▶ YOUR OBJECTIVE: Omit all pictures. Copy the rest of the material exactly.

▶ DATA SECTION:

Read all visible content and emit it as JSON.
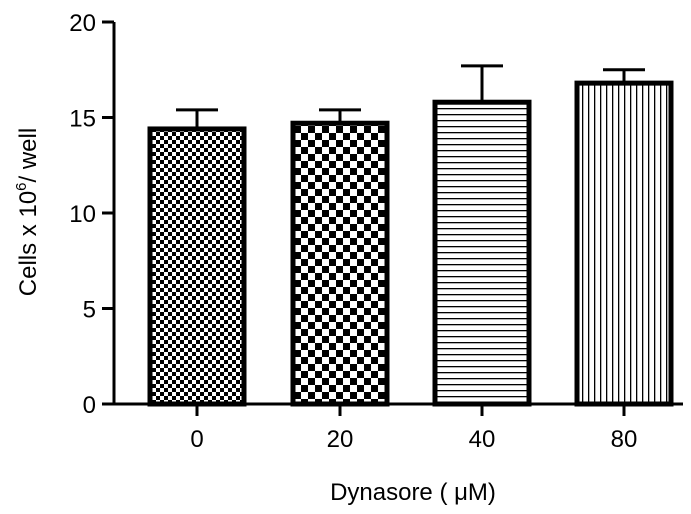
{
  "chart_data": {
    "type": "bar",
    "categories": [
      "0",
      "20",
      "40",
      "80"
    ],
    "values": [
      14.4,
      14.7,
      15.8,
      16.8
    ],
    "error_upper": [
      15.4,
      15.4,
      17.7,
      17.5
    ],
    "xlabel": "Dynasore ( μM)",
    "ylabel": {
      "prefix": "Cells x 10",
      "superscript": "6",
      "suffix": "/ well"
    },
    "ylim": [
      0,
      20
    ],
    "yticks": [
      "0",
      "5",
      "10",
      "15",
      "20"
    ],
    "grid": false,
    "legend": "none",
    "bar_patterns": [
      "fine-checker",
      "coarse-checker",
      "horizontal-lines",
      "vertical-lines"
    ],
    "colors": {
      "stroke": "#000000",
      "fill": "#ffffff"
    }
  }
}
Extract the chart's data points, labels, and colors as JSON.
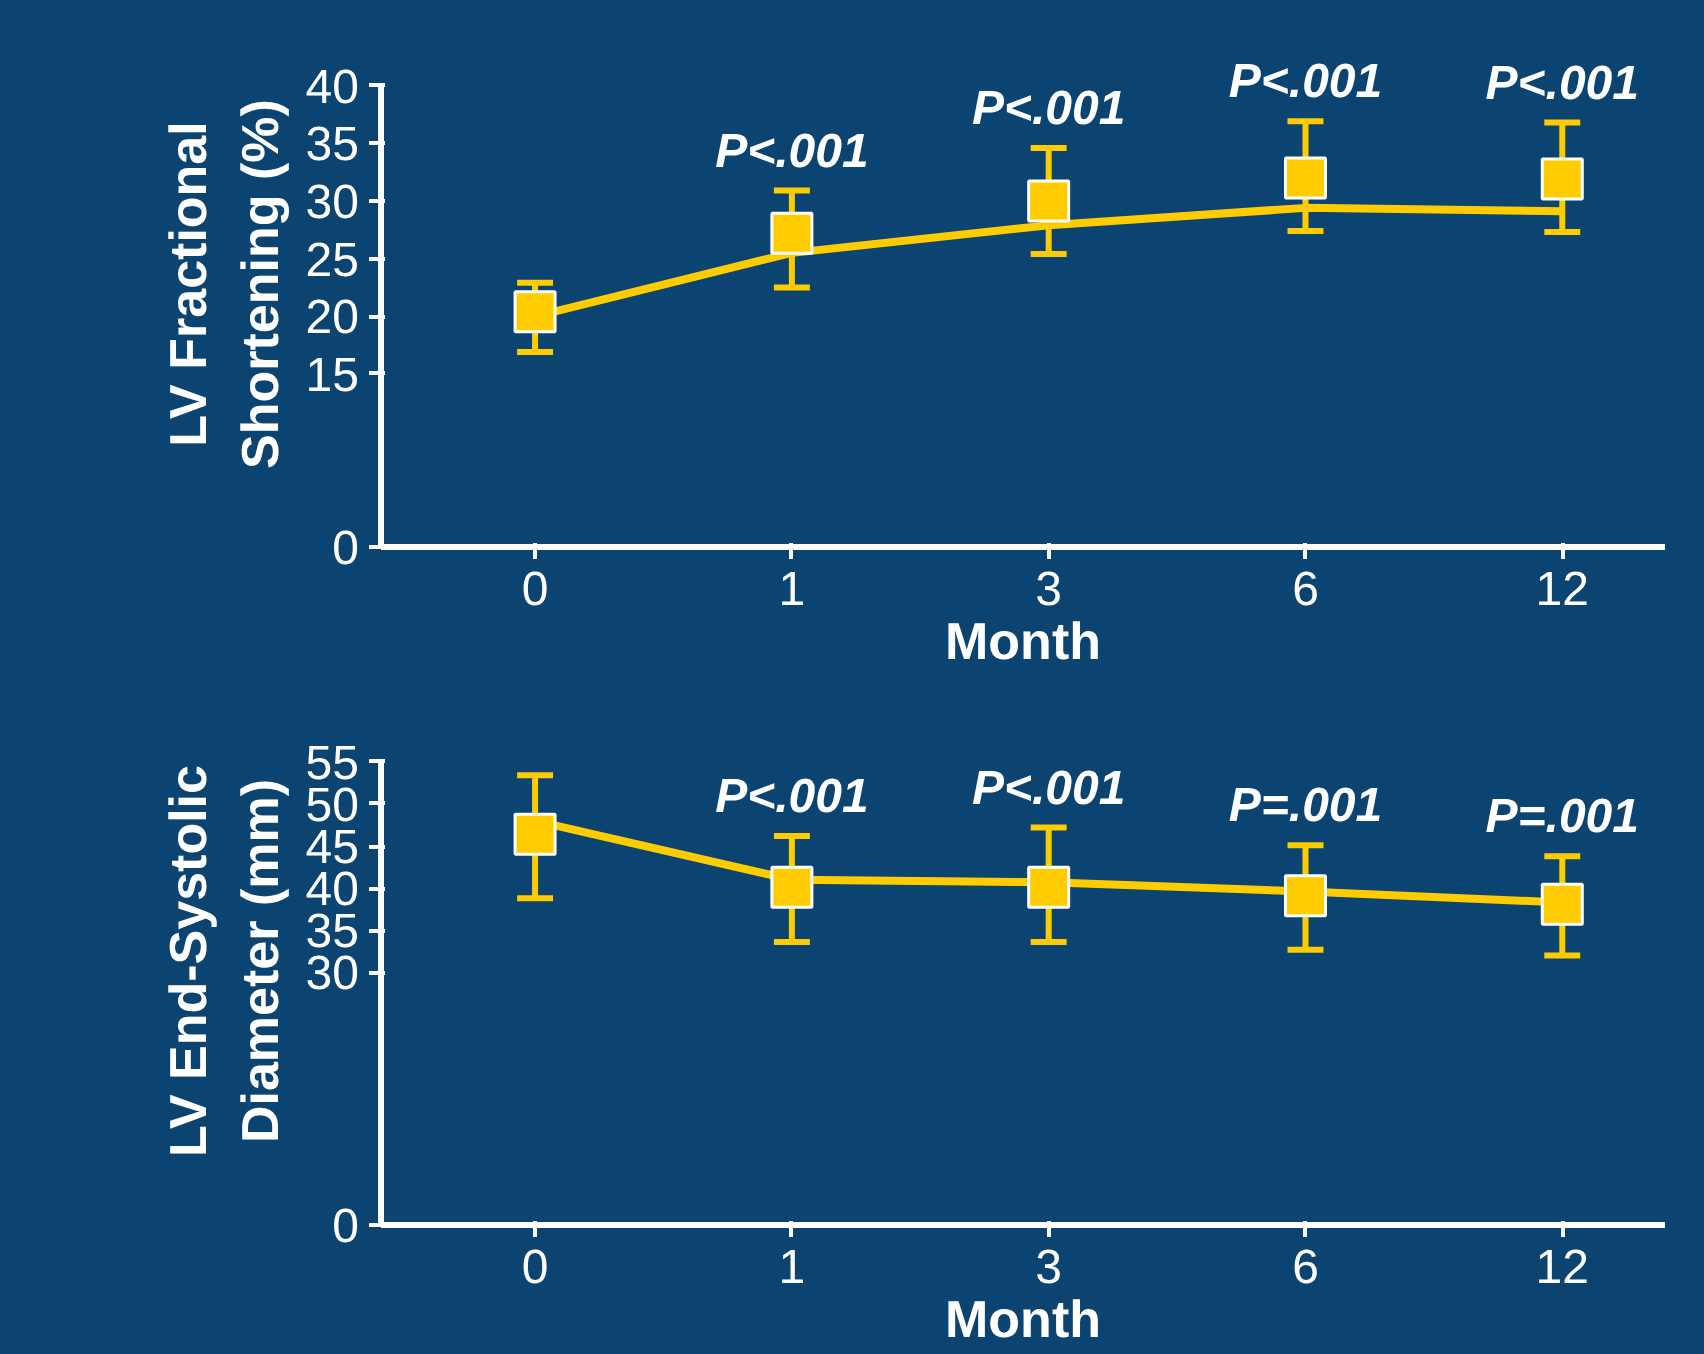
{
  "chart_data": [
    {
      "type": "line",
      "categories": [
        "0",
        "1",
        "3",
        "6",
        "12"
      ],
      "xlabel": "Month",
      "ylabel": "LV Fractional\nShortening (%)",
      "ylim": [
        0,
        40
      ],
      "yticks": [
        0,
        15,
        20,
        25,
        30,
        35,
        40
      ],
      "series": [
        {
          "color": "#ffcc00",
          "values": [
            20,
            25.5,
            27.9,
            29.4,
            29.1
          ],
          "marker": "none"
        },
        {
          "type": "scatter",
          "color": "#ffcc00",
          "values": [
            20.4,
            27.2,
            30,
            32,
            31.9
          ],
          "marker": "square",
          "errors": [
            [
              16.9,
              22.9
            ],
            [
              22.5,
              30.9
            ],
            [
              25.4,
              34.6
            ],
            [
              27.4,
              36.9
            ],
            [
              27.3,
              36.8
            ]
          ]
        }
      ],
      "annotations": [
        "P<.001",
        "P<.001",
        "P<.001",
        "P<.001"
      ]
    },
    {
      "type": "line",
      "categories": [
        "0",
        "1",
        "3",
        "6",
        "12"
      ],
      "xlabel": "Month",
      "ylabel": "LV End-Systolic\nDiameter (mm)",
      "ylim": [
        0,
        55
      ],
      "yticks": [
        0,
        30,
        35,
        40,
        45,
        50,
        55
      ],
      "series": [
        {
          "color": "#ffcc00",
          "values": [
            48,
            41,
            40.7,
            39.6,
            38.3
          ],
          "marker": "none"
        },
        {
          "type": "scatter",
          "color": "#ffcc00",
          "values": [
            46.4,
            40.1,
            40.1,
            39.1,
            38.1
          ],
          "marker": "square",
          "errors": [
            [
              38.8,
              53.4
            ],
            [
              33.6,
              46.2
            ],
            [
              33.6,
              47.2
            ],
            [
              32.7,
              45.1
            ],
            [
              32,
              43.8
            ]
          ]
        }
      ],
      "annotations": [
        "P<.001",
        "P<.001",
        "P=.001",
        "P=.001"
      ]
    }
  ]
}
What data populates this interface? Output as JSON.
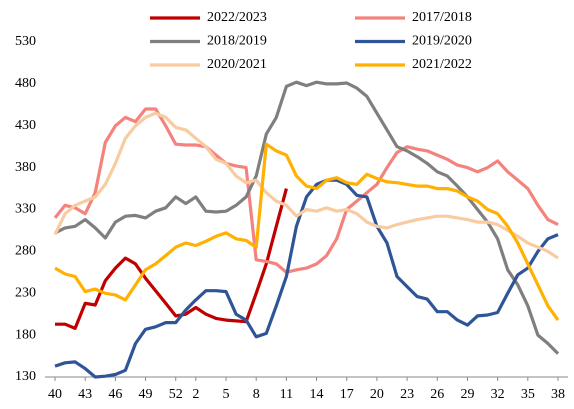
{
  "chart_data": {
    "type": "line",
    "categories": [
      "40",
      null,
      null,
      "43",
      null,
      null,
      "46",
      null,
      null,
      "49",
      null,
      null,
      "52",
      null,
      "2",
      null,
      null,
      "5",
      null,
      null,
      "8",
      null,
      null,
      "11",
      null,
      null,
      "14",
      null,
      null,
      "17",
      null,
      null,
      "20",
      null,
      null,
      "23",
      null,
      null,
      "26",
      null,
      null,
      "29",
      null,
      null,
      "32",
      null,
      null,
      "35",
      null,
      null,
      "38"
    ],
    "ylim": [
      130,
      530
    ],
    "yticks": [
      130,
      180,
      230,
      280,
      330,
      380,
      430,
      480,
      530
    ],
    "legend": "top",
    "series": [
      {
        "name": "2022/2023",
        "color": "#c00000",
        "values": [
          193,
          193,
          188,
          218,
          216,
          245,
          260,
          272,
          265,
          248,
          233,
          218,
          203,
          205,
          213,
          205,
          200,
          198,
          197,
          196,
          230,
          265,
          310,
          355,
          null,
          null,
          null,
          null,
          null,
          null,
          null,
          null,
          null,
          null,
          null,
          null,
          null,
          null,
          null,
          null,
          null,
          null,
          null,
          null,
          null,
          null,
          null,
          null,
          null,
          null,
          null
        ]
      },
      {
        "name": "2017/2018",
        "color": "#f4837d",
        "values": [
          320,
          335,
          332,
          325,
          350,
          410,
          430,
          440,
          435,
          450,
          450,
          430,
          408,
          407,
          407,
          405,
          395,
          385,
          382,
          380,
          270,
          268,
          265,
          255,
          258,
          260,
          265,
          275,
          295,
          330,
          340,
          350,
          360,
          380,
          398,
          405,
          402,
          400,
          395,
          390,
          383,
          380,
          375,
          380,
          388,
          375,
          365,
          355,
          335,
          318,
          312
        ]
      },
      {
        "name": "2018/2019",
        "color": "#7f7f7f",
        "values": [
          302,
          308,
          310,
          318,
          308,
          296,
          315,
          322,
          323,
          320,
          328,
          332,
          345,
          337,
          345,
          328,
          327,
          328,
          335,
          345,
          370,
          420,
          440,
          477,
          482,
          478,
          482,
          480,
          480,
          481,
          475,
          465,
          445,
          425,
          405,
          400,
          393,
          385,
          375,
          370,
          358,
          345,
          330,
          315,
          295,
          258,
          240,
          215,
          180,
          170,
          158
        ]
      },
      {
        "name": "2019/2020",
        "color": "#2f5597",
        "values": [
          143,
          147,
          148,
          140,
          130,
          131,
          133,
          138,
          170,
          187,
          190,
          195,
          195,
          210,
          222,
          233,
          233,
          232,
          205,
          198,
          178,
          182,
          215,
          250,
          310,
          345,
          360,
          365,
          365,
          360,
          347,
          345,
          310,
          290,
          250,
          238,
          226,
          223,
          208,
          208,
          198,
          192,
          203,
          204,
          207,
          230,
          252,
          260,
          280,
          295,
          300
        ]
      },
      {
        "name": "2020/2021",
        "color": "#f8cba0",
        "values": [
          300,
          325,
          335,
          340,
          345,
          360,
          385,
          415,
          430,
          440,
          445,
          440,
          428,
          425,
          415,
          405,
          390,
          385,
          370,
          362,
          365,
          350,
          340,
          335,
          322,
          330,
          328,
          332,
          328,
          330,
          325,
          315,
          310,
          308,
          312,
          315,
          318,
          320,
          322,
          322,
          320,
          318,
          315,
          315,
          312,
          305,
          298,
          290,
          285,
          280,
          272
        ]
      },
      {
        "name": "2021/2022",
        "color": "#ffb000",
        "values": [
          260,
          253,
          250,
          232,
          235,
          230,
          228,
          222,
          240,
          258,
          265,
          275,
          285,
          290,
          287,
          292,
          298,
          302,
          295,
          293,
          285,
          408,
          400,
          395,
          370,
          358,
          355,
          365,
          368,
          362,
          360,
          372,
          367,
          363,
          362,
          360,
          358,
          358,
          355,
          355,
          352,
          345,
          340,
          330,
          325,
          310,
          290,
          265,
          240,
          215,
          198
        ]
      }
    ]
  }
}
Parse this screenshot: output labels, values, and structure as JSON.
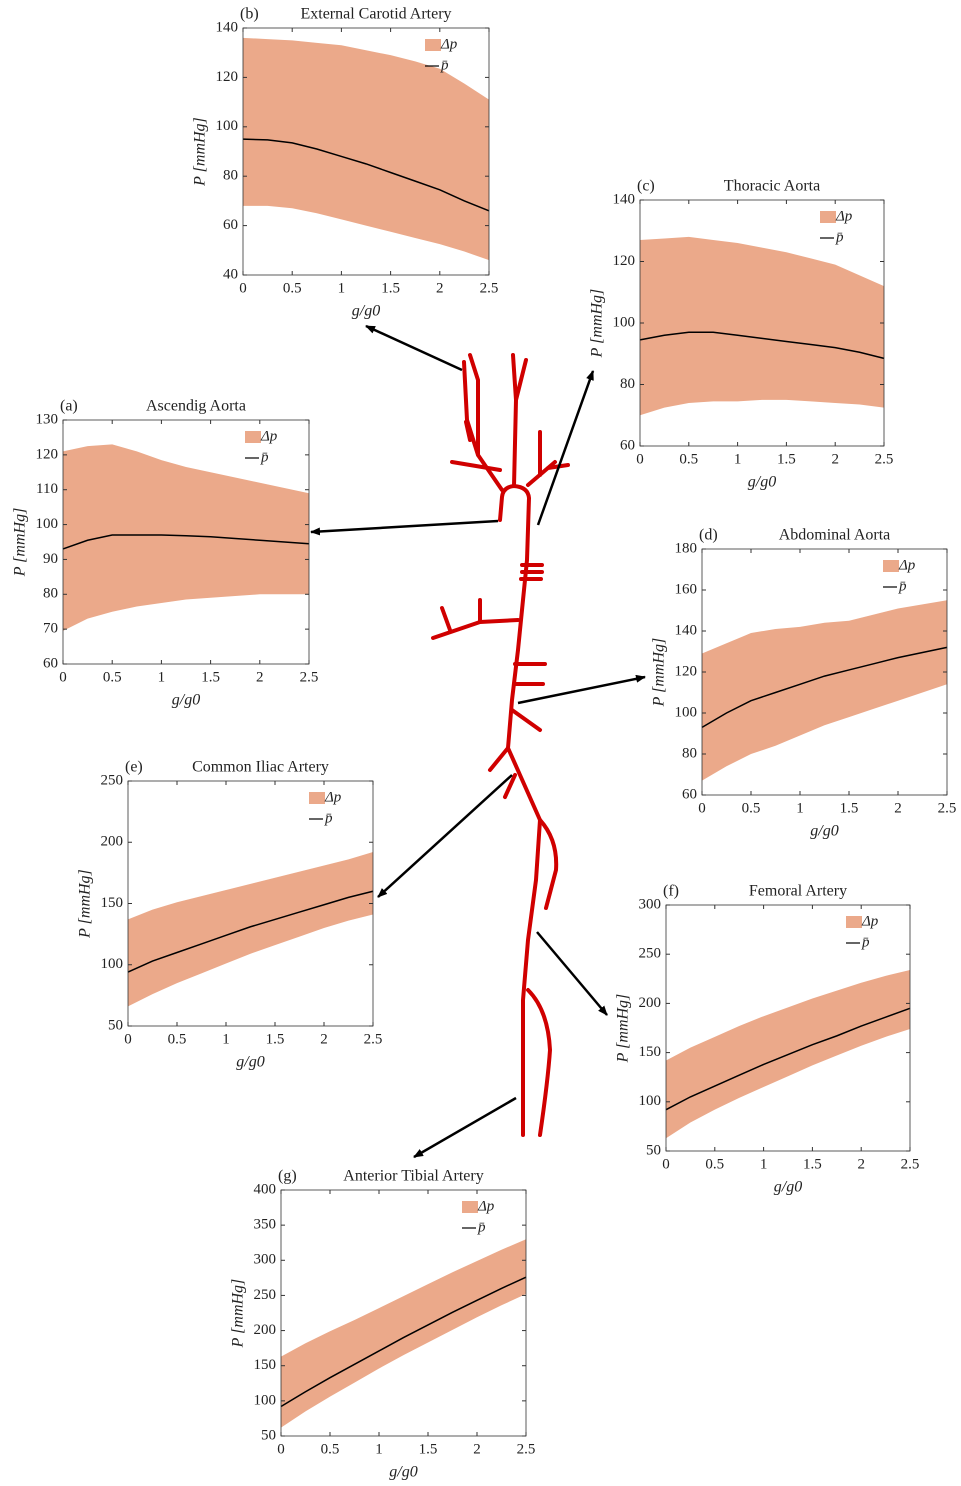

▶ WRITTEN RESPONSE:
Read all visible content and emit it as JSON.
{
  "chart_data": {
    "type": "bar",
    "categories": [
      "0",
      "20",
      "40",
      "80"
    ],
    "values": [
      14.4,
      14.7,
      15.8,
      16.8
    ],
    "error_upper": [
      15.4,
      15.4,
      17.7,
      17.5
    ],
    "xlabel": "Dynasore ( μM)",
    "ylabel": {
      "prefix": "Cells x 10",
      "superscript": "6",
      "suffix": "/ well"
    },
    "ylim": [
      0,
      20
    ],
    "yticks": [
      "0",
      "5",
      "10",
      "15",
      "20"
    ],
    "grid": false,
    "legend": "none",
    "bar_patterns": [
      "fine-checker",
      "coarse-checker",
      "horizontal-lines",
      "vertical-lines"
    ],
    "colors": {
      "stroke": "#000000",
      "fill": "#ffffff"
    }
  }
}
Extract the chart's data points, labels, and colors as JSON.
{
  "chart_data": [
    {
      "type": "line",
      "categories": [
        "0",
        "1",
        "3",
        "6",
        "12"
      ],
      "xlabel": "Month",
      "ylabel": "LV Fractional\nShortening (%)",
      "ylim": [
        0,
        40
      ],
      "yticks": [
        0,
        15,
        20,
        25,
        30,
        35,
        40
      ],
      "series": [
        {
          "color": "#ffcc00",
          "values": [
            20,
            25.5,
            27.9,
            29.4,
            29.1
          ],
          "marker": "none"
        },
        {
          "type": "scatter",
          "color": "#ffcc00",
          "values": [
            20.4,
            27.2,
            30,
            32,
            31.9
          ],
          "marker": "square",
          "errors": [
            [
              16.9,
              22.9
            ],
            [
              22.5,
              30.9
            ],
            [
              25.4,
              34.6
            ],
            [
              27.4,
              36.9
            ],
            [
              27.3,
              36.8
            ]
          ]
        }
      ],
      "annotations": [
        "P<.001",
        "P<.001",
        "P<.001",
        "P<.001"
      ]
    },
    {
      "type": "line",
      "categories": [
        "0",
        "1",
        "3",
        "6",
        "12"
      ],
      "xlabel": "Month",
      "ylabel": "LV End-Systolic\nDiameter (mm)",
      "ylim": [
        0,
        55
      ],
      "yticks": [
        0,
        30,
        35,
        40,
        45,
        50,
        55
      ],
      "series": [
        {
          "color": "#ffcc00",
          "values": [
            48,
            41,
            40.7,
            39.6,
            38.3
          ],
          "marker": "none"
        },
        {
          "type": "scatter",
          "color": "#ffcc00",
          "values": [
            46.4,
            40.1,
            40.1,
            39.1,
            38.1
          ],
          "marker": "square",
          "errors": [
            [
              38.8,
              53.4
            ],
            [
              33.6,
              46.2
            ],
            [
              33.6,
              47.2
            ],
            [
              32.7,
              45.1
            ],
            [
              32,
              43.8
            ]
          ]
        }
      ],
      "annotations": [
        "P<.001",
        "P<.001",
        "P=.001",
        "P=.001"
      ]
    }
  ]
}
What data populates this interface? Output as JSON.
{
  "chart_data": {
    "type": "line",
    "categories": [
      "40",
      null,
      null,
      "43",
      null,
      null,
      "46",
      null,
      null,
      "49",
      null,
      null,
      "52",
      null,
      "2",
      null,
      null,
      "5",
      null,
      null,
      "8",
      null,
      null,
      "11",
      null,
      null,
      "14",
      null,
      null,
      "17",
      null,
      null,
      "20",
      null,
      null,
      "23",
      null,
      null,
      "26",
      null,
      null,
      "29",
      null,
      null,
      "32",
      null,
      null,
      "35",
      null,
      null,
      "38"
    ],
    "ylim": [
      130,
      530
    ],
    "yticks": [
      130,
      180,
      230,
      280,
      330,
      380,
      430,
      480,
      530
    ],
    "legend": "top",
    "series": [
      {
        "name": "2022/2023",
        "color": "#c00000",
        "values": [
          193,
          193,
          188,
          218,
          216,
          245,
          260,
          272,
          265,
          248,
          233,
          218,
          203,
          205,
          213,
          205,
          200,
          198,
          197,
          196,
          230,
          265,
          310,
          355,
          null,
          null,
          null,
          null,
          null,
          null,
          null,
          null,
          null,
          null,
          null,
          null,
          null,
          null,
          null,
          null,
          null,
          null,
          null,
          null,
          null,
          null,
          null,
          null,
          null,
          null,
          null
        ]
      },
      {
        "name": "2017/2018",
        "color": "#f4837d",
        "values": [
          320,
          335,
          332,
          325,
          350,
          410,
          430,
          440,
          435,
          450,
          450,
          430,
          408,
          407,
          407,
          405,
          395,
          385,
          382,
          380,
          270,
          268,
          265,
          255,
          258,
          260,
          265,
          275,
          295,
          330,
          340,
          350,
          360,
          380,
          398,
          405,
          402,
          400,
          395,
          390,
          383,
          380,
          375,
          380,
          388,
          375,
          365,
          355,
          335,
          318,
          312
        ]
      },
      {
        "name": "2018/2019",
        "color": "#7f7f7f",
        "values": [
          302,
          308,
          310,
          318,
          308,
          296,
          315,
          322,
          323,
          320,
          328,
          332,
          345,
          337,
          345,
          328,
          327,
          328,
          335,
          345,
          370,
          420,
          440,
          477,
          482,
          478,
          482,
          480,
          480,
          481,
          475,
          465,
          445,
          425,
          405,
          400,
          393,
          385,
          375,
          370,
          358,
          345,
          330,
          315,
          295,
          258,
          240,
          215,
          180,
          170,
          158
        ]
      },
      {
        "name": "2019/2020",
        "color": "#2f5597",
        "values": [
          143,
          147,
          148,
          140,
          130,
          131,
          133,
          138,
          170,
          187,
          190,
          195,
          195,
          210,
          222,
          233,
          233,
          232,
          205,
          198,
          178,
          182,
          215,
          250,
          310,
          345,
          360,
          365,
          365,
          360,
          347,
          345,
          310,
          290,
          250,
          238,
          226,
          223,
          208,
          208,
          198,
          192,
          203,
          204,
          207,
          230,
          252,
          260,
          280,
          295,
          300
        ]
      },
      {
        "name": "2020/2021",
        "color": "#f8cba0",
        "values": [
          300,
          325,
          335,
          340,
          345,
          360,
          385,
          415,
          430,
          440,
          445,
          440,
          428,
          425,
          415,
          405,
          390,
          385,
          370,
          362,
          365,
          350,
          340,
          335,
          322,
          330,
          328,
          332,
          328,
          330,
          325,
          315,
          310,
          308,
          312,
          315,
          318,
          320,
          322,
          322,
          320,
          318,
          315,
          315,
          312,
          305,
          298,
          290,
          285,
          280,
          272
        ]
      },
      {
        "name": "2021/2022",
        "color": "#ffb000",
        "values": [
          260,
          253,
          250,
          232,
          235,
          230,
          228,
          222,
          240,
          258,
          265,
          275,
          285,
          290,
          287,
          292,
          298,
          302,
          295,
          293,
          285,
          408,
          400,
          395,
          370,
          358,
          355,
          365,
          368,
          362,
          360,
          372,
          367,
          363,
          362,
          360,
          358,
          358,
          355,
          355,
          352,
          345,
          340,
          330,
          325,
          310,
          290,
          265,
          240,
          215,
          198
        ]
      }
    ]
  }
}
Parse this screenshot: output labels, values, and structure as JSON.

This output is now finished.